Input for this task:
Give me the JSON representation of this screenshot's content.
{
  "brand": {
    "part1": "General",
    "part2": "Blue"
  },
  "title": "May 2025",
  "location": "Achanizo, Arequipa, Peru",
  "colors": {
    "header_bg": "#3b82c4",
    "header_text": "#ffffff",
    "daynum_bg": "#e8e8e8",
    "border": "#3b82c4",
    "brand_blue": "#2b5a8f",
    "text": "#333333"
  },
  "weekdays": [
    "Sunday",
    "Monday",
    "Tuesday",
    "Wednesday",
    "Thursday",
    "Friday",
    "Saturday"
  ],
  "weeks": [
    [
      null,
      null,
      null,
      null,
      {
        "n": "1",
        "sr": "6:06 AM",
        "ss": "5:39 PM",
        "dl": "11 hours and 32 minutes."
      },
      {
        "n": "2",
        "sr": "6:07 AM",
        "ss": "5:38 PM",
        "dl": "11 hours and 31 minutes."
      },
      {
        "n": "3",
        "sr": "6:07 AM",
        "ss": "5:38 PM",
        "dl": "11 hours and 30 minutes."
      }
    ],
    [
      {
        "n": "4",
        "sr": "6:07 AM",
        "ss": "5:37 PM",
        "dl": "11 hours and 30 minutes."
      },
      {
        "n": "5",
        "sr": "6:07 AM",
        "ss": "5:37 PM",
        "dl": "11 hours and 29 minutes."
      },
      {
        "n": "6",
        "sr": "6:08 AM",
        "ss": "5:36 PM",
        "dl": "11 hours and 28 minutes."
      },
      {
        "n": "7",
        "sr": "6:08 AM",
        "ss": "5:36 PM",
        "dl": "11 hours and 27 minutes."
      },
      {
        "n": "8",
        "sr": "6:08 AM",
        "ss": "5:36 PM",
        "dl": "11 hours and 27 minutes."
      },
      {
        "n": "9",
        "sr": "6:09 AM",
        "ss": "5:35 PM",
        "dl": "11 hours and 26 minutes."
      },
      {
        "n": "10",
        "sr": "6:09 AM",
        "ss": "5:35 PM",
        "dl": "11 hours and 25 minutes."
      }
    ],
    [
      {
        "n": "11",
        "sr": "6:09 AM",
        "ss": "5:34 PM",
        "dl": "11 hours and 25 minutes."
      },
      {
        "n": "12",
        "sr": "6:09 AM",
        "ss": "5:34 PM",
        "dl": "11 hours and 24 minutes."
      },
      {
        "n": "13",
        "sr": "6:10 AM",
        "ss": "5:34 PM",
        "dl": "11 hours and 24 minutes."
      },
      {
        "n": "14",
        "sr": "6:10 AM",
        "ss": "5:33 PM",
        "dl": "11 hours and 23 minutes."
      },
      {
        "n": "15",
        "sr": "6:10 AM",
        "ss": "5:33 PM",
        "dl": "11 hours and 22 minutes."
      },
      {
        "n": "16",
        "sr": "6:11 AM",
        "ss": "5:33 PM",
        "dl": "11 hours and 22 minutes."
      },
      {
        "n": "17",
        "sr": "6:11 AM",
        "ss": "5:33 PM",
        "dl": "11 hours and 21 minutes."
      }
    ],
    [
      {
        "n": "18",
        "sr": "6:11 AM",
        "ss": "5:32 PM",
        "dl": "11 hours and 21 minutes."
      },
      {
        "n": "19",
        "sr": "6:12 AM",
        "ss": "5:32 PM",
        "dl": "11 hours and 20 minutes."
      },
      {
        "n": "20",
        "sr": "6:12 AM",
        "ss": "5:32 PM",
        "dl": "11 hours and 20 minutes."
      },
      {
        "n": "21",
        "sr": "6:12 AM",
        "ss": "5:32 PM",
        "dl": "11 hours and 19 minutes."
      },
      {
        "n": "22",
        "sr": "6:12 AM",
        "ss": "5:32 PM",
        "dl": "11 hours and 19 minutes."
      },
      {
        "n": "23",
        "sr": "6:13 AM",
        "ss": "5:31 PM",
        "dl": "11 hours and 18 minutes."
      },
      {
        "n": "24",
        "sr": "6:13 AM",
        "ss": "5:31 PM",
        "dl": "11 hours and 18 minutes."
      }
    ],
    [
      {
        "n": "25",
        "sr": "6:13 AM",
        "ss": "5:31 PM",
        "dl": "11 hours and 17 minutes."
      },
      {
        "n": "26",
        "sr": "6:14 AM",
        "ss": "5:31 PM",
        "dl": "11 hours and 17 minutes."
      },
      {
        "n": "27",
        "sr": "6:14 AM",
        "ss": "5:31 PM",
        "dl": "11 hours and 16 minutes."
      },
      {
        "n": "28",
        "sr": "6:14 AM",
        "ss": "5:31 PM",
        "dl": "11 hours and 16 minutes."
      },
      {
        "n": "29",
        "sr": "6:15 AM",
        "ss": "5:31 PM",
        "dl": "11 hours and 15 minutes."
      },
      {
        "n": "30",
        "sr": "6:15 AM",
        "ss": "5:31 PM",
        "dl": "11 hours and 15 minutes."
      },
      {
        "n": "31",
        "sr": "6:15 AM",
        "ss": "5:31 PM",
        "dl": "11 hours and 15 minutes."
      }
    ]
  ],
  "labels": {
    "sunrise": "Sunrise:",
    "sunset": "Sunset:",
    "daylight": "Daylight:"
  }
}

Directive:
From the records above, please extract every line and repeat it exactly.

Exercise solution:
Give me the JSON representation of this screenshot's content.
{
  "brand": {
    "part1": "General",
    "part2": "Blue"
  },
  "title": "May 2025",
  "location": "Achanizo, Arequipa, Peru",
  "colors": {
    "header_bg": "#3b82c4",
    "header_text": "#ffffff",
    "daynum_bg": "#e8e8e8",
    "border": "#3b82c4",
    "brand_blue": "#2b5a8f",
    "text": "#333333"
  },
  "weekdays": [
    "Sunday",
    "Monday",
    "Tuesday",
    "Wednesday",
    "Thursday",
    "Friday",
    "Saturday"
  ],
  "weeks": [
    [
      null,
      null,
      null,
      null,
      {
        "n": "1",
        "sr": "6:06 AM",
        "ss": "5:39 PM",
        "dl": "11 hours and 32 minutes."
      },
      {
        "n": "2",
        "sr": "6:07 AM",
        "ss": "5:38 PM",
        "dl": "11 hours and 31 minutes."
      },
      {
        "n": "3",
        "sr": "6:07 AM",
        "ss": "5:38 PM",
        "dl": "11 hours and 30 minutes."
      }
    ],
    [
      {
        "n": "4",
        "sr": "6:07 AM",
        "ss": "5:37 PM",
        "dl": "11 hours and 30 minutes."
      },
      {
        "n": "5",
        "sr": "6:07 AM",
        "ss": "5:37 PM",
        "dl": "11 hours and 29 minutes."
      },
      {
        "n": "6",
        "sr": "6:08 AM",
        "ss": "5:36 PM",
        "dl": "11 hours and 28 minutes."
      },
      {
        "n": "7",
        "sr": "6:08 AM",
        "ss": "5:36 PM",
        "dl": "11 hours and 27 minutes."
      },
      {
        "n": "8",
        "sr": "6:08 AM",
        "ss": "5:36 PM",
        "dl": "11 hours and 27 minutes."
      },
      {
        "n": "9",
        "sr": "6:09 AM",
        "ss": "5:35 PM",
        "dl": "11 hours and 26 minutes."
      },
      {
        "n": "10",
        "sr": "6:09 AM",
        "ss": "5:35 PM",
        "dl": "11 hours and 25 minutes."
      }
    ],
    [
      {
        "n": "11",
        "sr": "6:09 AM",
        "ss": "5:34 PM",
        "dl": "11 hours and 25 minutes."
      },
      {
        "n": "12",
        "sr": "6:09 AM",
        "ss": "5:34 PM",
        "dl": "11 hours and 24 minutes."
      },
      {
        "n": "13",
        "sr": "6:10 AM",
        "ss": "5:34 PM",
        "dl": "11 hours and 24 minutes."
      },
      {
        "n": "14",
        "sr": "6:10 AM",
        "ss": "5:33 PM",
        "dl": "11 hours and 23 minutes."
      },
      {
        "n": "15",
        "sr": "6:10 AM",
        "ss": "5:33 PM",
        "dl": "11 hours and 22 minutes."
      },
      {
        "n": "16",
        "sr": "6:11 AM",
        "ss": "5:33 PM",
        "dl": "11 hours and 22 minutes."
      },
      {
        "n": "17",
        "sr": "6:11 AM",
        "ss": "5:33 PM",
        "dl": "11 hours and 21 minutes."
      }
    ],
    [
      {
        "n": "18",
        "sr": "6:11 AM",
        "ss": "5:32 PM",
        "dl": "11 hours and 21 minutes."
      },
      {
        "n": "19",
        "sr": "6:12 AM",
        "ss": "5:32 PM",
        "dl": "11 hours and 20 minutes."
      },
      {
        "n": "20",
        "sr": "6:12 AM",
        "ss": "5:32 PM",
        "dl": "11 hours and 20 minutes."
      },
      {
        "n": "21",
        "sr": "6:12 AM",
        "ss": "5:32 PM",
        "dl": "11 hours and 19 minutes."
      },
      {
        "n": "22",
        "sr": "6:12 AM",
        "ss": "5:32 PM",
        "dl": "11 hours and 19 minutes."
      },
      {
        "n": "23",
        "sr": "6:13 AM",
        "ss": "5:31 PM",
        "dl": "11 hours and 18 minutes."
      },
      {
        "n": "24",
        "sr": "6:13 AM",
        "ss": "5:31 PM",
        "dl": "11 hours and 18 minutes."
      }
    ],
    [
      {
        "n": "25",
        "sr": "6:13 AM",
        "ss": "5:31 PM",
        "dl": "11 hours and 17 minutes."
      },
      {
        "n": "26",
        "sr": "6:14 AM",
        "ss": "5:31 PM",
        "dl": "11 hours and 17 minutes."
      },
      {
        "n": "27",
        "sr": "6:14 AM",
        "ss": "5:31 PM",
        "dl": "11 hours and 16 minutes."
      },
      {
        "n": "28",
        "sr": "6:14 AM",
        "ss": "5:31 PM",
        "dl": "11 hours and 16 minutes."
      },
      {
        "n": "29",
        "sr": "6:15 AM",
        "ss": "5:31 PM",
        "dl": "11 hours and 15 minutes."
      },
      {
        "n": "30",
        "sr": "6:15 AM",
        "ss": "5:31 PM",
        "dl": "11 hours and 15 minutes."
      },
      {
        "n": "31",
        "sr": "6:15 AM",
        "ss": "5:31 PM",
        "dl": "11 hours and 15 minutes."
      }
    ]
  ],
  "labels": {
    "sunrise": "Sunrise:",
    "sunset": "Sunset:",
    "daylight": "Daylight:"
  }
}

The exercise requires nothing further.